- [Written task]:
Everything in the listing should be restated word for word.

Dataset excerpt:
** Start **
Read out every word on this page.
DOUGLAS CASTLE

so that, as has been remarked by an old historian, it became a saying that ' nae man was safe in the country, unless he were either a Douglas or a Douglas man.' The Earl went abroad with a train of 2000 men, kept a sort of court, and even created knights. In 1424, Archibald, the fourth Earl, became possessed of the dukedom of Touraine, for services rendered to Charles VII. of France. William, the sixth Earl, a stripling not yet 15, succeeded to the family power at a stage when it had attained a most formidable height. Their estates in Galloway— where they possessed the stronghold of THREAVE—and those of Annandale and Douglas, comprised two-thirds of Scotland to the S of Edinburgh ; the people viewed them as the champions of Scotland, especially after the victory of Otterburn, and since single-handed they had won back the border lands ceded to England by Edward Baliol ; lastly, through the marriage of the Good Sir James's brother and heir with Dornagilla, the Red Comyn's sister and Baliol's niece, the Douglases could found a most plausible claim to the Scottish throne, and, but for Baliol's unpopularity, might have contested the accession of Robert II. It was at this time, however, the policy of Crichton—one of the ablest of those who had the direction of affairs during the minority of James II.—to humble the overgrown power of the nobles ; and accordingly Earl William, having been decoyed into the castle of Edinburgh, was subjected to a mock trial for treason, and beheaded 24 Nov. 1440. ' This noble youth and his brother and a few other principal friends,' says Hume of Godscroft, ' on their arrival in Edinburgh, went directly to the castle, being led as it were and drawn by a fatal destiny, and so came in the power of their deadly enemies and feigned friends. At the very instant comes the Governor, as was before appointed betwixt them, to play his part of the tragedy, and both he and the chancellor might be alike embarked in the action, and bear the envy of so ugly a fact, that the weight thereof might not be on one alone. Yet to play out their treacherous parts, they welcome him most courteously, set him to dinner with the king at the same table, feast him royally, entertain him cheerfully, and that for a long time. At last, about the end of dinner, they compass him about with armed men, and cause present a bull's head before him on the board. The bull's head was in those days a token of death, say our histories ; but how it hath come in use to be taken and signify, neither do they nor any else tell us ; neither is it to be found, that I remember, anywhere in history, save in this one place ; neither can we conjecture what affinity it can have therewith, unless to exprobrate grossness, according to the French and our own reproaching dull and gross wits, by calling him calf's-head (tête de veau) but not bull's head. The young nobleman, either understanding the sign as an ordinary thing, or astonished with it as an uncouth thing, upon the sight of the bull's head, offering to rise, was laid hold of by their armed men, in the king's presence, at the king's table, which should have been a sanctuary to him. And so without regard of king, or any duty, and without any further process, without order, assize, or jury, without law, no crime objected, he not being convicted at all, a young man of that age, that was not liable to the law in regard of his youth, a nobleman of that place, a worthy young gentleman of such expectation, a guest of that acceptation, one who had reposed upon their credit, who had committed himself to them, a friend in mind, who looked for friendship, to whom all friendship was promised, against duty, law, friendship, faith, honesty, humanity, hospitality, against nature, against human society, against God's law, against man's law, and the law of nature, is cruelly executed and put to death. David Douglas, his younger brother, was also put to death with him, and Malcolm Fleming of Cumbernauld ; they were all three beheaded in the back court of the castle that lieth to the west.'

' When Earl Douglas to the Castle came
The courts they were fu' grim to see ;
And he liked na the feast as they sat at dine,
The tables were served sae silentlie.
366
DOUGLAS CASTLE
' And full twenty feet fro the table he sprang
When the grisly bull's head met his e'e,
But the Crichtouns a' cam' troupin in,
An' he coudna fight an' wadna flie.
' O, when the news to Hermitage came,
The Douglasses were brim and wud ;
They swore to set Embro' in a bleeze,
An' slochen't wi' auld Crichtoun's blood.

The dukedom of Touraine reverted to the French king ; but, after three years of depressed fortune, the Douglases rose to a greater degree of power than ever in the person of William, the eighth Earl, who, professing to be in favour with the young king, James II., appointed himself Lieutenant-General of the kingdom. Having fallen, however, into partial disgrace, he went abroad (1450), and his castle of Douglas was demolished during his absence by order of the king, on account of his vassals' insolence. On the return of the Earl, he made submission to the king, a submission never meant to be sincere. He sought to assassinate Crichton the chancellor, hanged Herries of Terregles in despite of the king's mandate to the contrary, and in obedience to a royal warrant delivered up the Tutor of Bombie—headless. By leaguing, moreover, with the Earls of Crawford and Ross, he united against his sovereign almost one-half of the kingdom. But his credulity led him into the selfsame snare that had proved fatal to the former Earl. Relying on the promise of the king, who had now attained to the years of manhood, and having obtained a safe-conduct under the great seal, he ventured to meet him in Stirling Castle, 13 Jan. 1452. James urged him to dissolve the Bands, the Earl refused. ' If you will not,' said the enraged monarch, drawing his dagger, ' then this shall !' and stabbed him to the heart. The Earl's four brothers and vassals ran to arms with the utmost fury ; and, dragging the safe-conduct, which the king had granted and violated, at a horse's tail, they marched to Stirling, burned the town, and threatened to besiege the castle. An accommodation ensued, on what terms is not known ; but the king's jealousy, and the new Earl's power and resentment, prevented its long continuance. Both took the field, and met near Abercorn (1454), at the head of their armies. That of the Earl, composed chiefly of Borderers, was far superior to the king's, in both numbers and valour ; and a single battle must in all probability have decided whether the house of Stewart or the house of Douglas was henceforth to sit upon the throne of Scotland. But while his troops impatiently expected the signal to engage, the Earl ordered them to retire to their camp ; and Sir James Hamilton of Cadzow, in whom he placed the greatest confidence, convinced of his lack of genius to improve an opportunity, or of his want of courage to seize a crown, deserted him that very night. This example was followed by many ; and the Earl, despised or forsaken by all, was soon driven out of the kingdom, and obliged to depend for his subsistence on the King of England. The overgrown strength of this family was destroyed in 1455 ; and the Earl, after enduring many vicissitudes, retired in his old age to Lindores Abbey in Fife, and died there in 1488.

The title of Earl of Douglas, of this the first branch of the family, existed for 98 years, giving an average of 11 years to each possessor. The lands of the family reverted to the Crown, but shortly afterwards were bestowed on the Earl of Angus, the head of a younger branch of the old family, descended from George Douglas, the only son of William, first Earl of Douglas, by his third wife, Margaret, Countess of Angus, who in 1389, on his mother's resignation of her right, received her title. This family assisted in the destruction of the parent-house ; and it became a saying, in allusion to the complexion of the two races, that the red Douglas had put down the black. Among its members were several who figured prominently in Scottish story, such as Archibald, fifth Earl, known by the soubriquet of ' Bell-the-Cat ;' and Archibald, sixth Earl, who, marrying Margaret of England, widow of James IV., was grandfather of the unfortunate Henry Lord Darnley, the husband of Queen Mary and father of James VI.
** End **
- [Result of the task]:
Read out every word on this page.
DOUGLAS CASTLE

so that, as has been remarked by an old historian, it became a saying that ' nae man was safe in the country, unless he were either a Douglas or a Douglas man.' The Earl went abroad with a train of 2000 men, kept a sort of court, and even created knights. In 1424, Archibald, the fourth Earl, became possessed of the dukedom of Touraine, for services rendered to Charles VII. of France. William, the sixth Earl, a stripling not yet 15, succeeded to the family power at a stage when it had attained a most formidable height. Their estates in Galloway— where they possessed the stronghold of THREAVE—and those of Annandale and Douglas, comprised two-thirds of Scotland to the S of Edinburgh ; the people viewed them as the champions of Scotland, especially after the victory of Otterburn, and since single-handed they had won back the border lands ceded to England by Edward Baliol ; lastly, through the marriage of the Good Sir James's brother and heir with Dornagilla, the Red Comyn's sister and Baliol's niece, the Douglases could found a most plausible claim to the Scottish throne, and, but for Baliol's unpopularity, might have contested the accession of Robert II. It was at this time, however, the policy of Crichton—one of the ablest of those who had the direction of affairs during the minority of James II.—to humble the overgrown power of the nobles ; and accordingly Earl William, having been decoyed into the castle of Edinburgh, was subjected to a mock trial for treason, and beheaded 24 Nov. 1440. ' This noble youth and his brother and a few other principal friends,' says Hume of Godscroft, ' on their arrival in Edinburgh, went directly to the castle, being led as it were and drawn by a fatal destiny, and so came in the power of their deadly enemies and feigned friends. At the very instant comes the Governor, as was before appointed betwixt them, to play his part of the tragedy, and both he and the chancellor might be alike embarked in the action, and bear the envy of so ugly a fact, that the weight thereof might not be on one alone. Yet to play out their treacherous parts, they welcome him most courteously, set him to dinner with the king at the same table, feast him royally, entertain him cheerfully, and that for a long time. At last, about the end of dinner, they compass him about with armed men, and cause present a bull's head before him on the board. The bull's head was in those days a token of death, say our histories ; but how it hath come in use to be taken and signify, neither do they nor any else tell us ; neither is it to be found, that I remember, anywhere in history, save in this one place ; neither can we conjecture what affinity it can have therewith, unless to exprobrate grossness, according to the French and our own reproaching dull and gross wits, by calling him calf's-head (tête de veau) but not bull's head. The young nobleman, either understanding the sign as an ordinary thing, or astonished with it as an uncouth thing, upon the sight of the bull's head, offering to rise, was laid hold of by their armed men, in the king's presence, at the king's table, which should have been a sanctuary to him. And so without regard of king, or any duty, and without any further process, without order, assize, or jury, without law, no crime objected, he not being convicted at all, a young man of that age, that was not liable to the law in regard of his youth, a nobleman of that place, a worthy young gentleman of such expectation, a guest of that acceptation, one who had reposed upon their credit, who had committed himself to them, a friend in mind, who looked for friendship, to whom all friendship was promised, against duty, law, friendship, faith, honesty, humanity, hospitality, against nature, against human society, against God's law, against man's law, and the law of nature, is cruelly executed and put to death. David Douglas, his younger brother, was also put to death with him, and Malcolm Fleming of Cumbernauld ; they were all three beheaded in the back court of the castle that lieth to the west.'

' When Earl Douglas to the Castle came
The courts they were fu' grim to see ;
And he liked na the feast as they sat at dine,
The tables were served sae silentlie.
366
DOUGLAS CASTLE
' And full twenty feet fro the table he sprang
When the grisly bull's head met his e'e,
But the Crichtouns a' cam' troupin in,
An' he coudna fight an' wadna flie.
' O, when the news to Hermitage came,
The Douglasses were brim and wud ;
They swore to set Embro' in a bleeze,
An' slochen't wi' auld Crichtoun's blood.

The dukedom of Touraine reverted to the French king ; but, after three years of depressed fortune, the Douglases rose to a greater degree of power than ever in the person of William, the eighth Earl, who, professing to be in favour with the young king, James II., appointed himself Lieutenant-General of the kingdom. Having fallen, however, into partial disgrace, he went abroad (1450), and his castle of Douglas was demolished during his absence by order of the king, on account of his vassals' insolence. On the return of the Earl, he made submission to the king, a submission never meant to be sincere. He sought to assassinate Crichton the chancellor, hanged Herries of Terregles in despite of the king's mandate to the contrary, and in obedience to a royal warrant delivered up the Tutor of Bombie—headless. By leaguing, moreover, with the Earls of Crawford and Ross, he united against his sovereign almost one-half of the kingdom. But his credulity led him into the selfsame snare that had proved fatal to the former Earl. Relying on the promise of the king, who had now attained to the years of manhood, and having obtained a safe-conduct under the great seal, he ventured to meet him in Stirling Castle, 13 Jan. 1452. James urged him to dissolve the Bands, the Earl refused. ' If you will not,' said the enraged monarch, drawing his dagger, ' then this shall !' and stabbed him to the heart. The Earl's four brothers and vassals ran to arms with the utmost fury ; and, dragging the safe-conduct, which the king had granted and violated, at a horse's tail, they marched to Stirling, burned the town, and threatened to besiege the castle. An accommodation ensued, on what terms is not known ; but the king's jealousy, and the new Earl's power and resentment, prevented its long continuance. Both took the field, and met near Abercorn (1454), at the head of their armies. That of the Earl, composed chiefly of Borderers, was far superior to the king's, in both numbers and valour ; and a single battle must in all probability have decided whether the house of Stewart or the house of Douglas was henceforth to sit upon the throne of Scotland. But while his troops impatiently expected the signal to engage, the Earl ordered them to retire to their camp ; and Sir James Hamilton of Cadzow, in whom he placed the greatest confidence, convinced of his lack of genius to improve an opportunity, or of his want of courage to seize a crown, deserted him that very night. This example was followed by many ; and the Earl, despised or forsaken by all, was soon driven out of the kingdom, and obliged to depend for his subsistence on the King of England. The overgrown strength of this family was destroyed in 1455 ; and the Earl, after enduring many vicissitudes, retired in his old age to Lindores Abbey in Fife, and died there in 1488.

The title of Earl of Douglas, of this the first branch of the family, existed for 98 years, giving an average of 11 years to each possessor. The lands of the family reverted to the Crown, but shortly afterwards were bestowed on the Earl of Angus, the head of a younger branch of the old family, descended from George Douglas, the only son of William, first Earl of Douglas, by his third wife, Margaret, Countess of Angus, who in 1389, on his mother's resignation of her right, received her title. This family assisted in the destruction of the parent-house ; and it became a saying, in allusion to the complexion of the two races, that the red Douglas had put down the black. Among its members were several who figured prominently in Scottish story, such as Archibald, fifth Earl, known by the soubriquet of ' Bell-the-Cat ;' and Archibald, sixth Earl, who, marrying Margaret of England, widow of James IV., was grandfather of the unfortunate Henry Lord Darnley, the husband of Queen Mary and father of James VI.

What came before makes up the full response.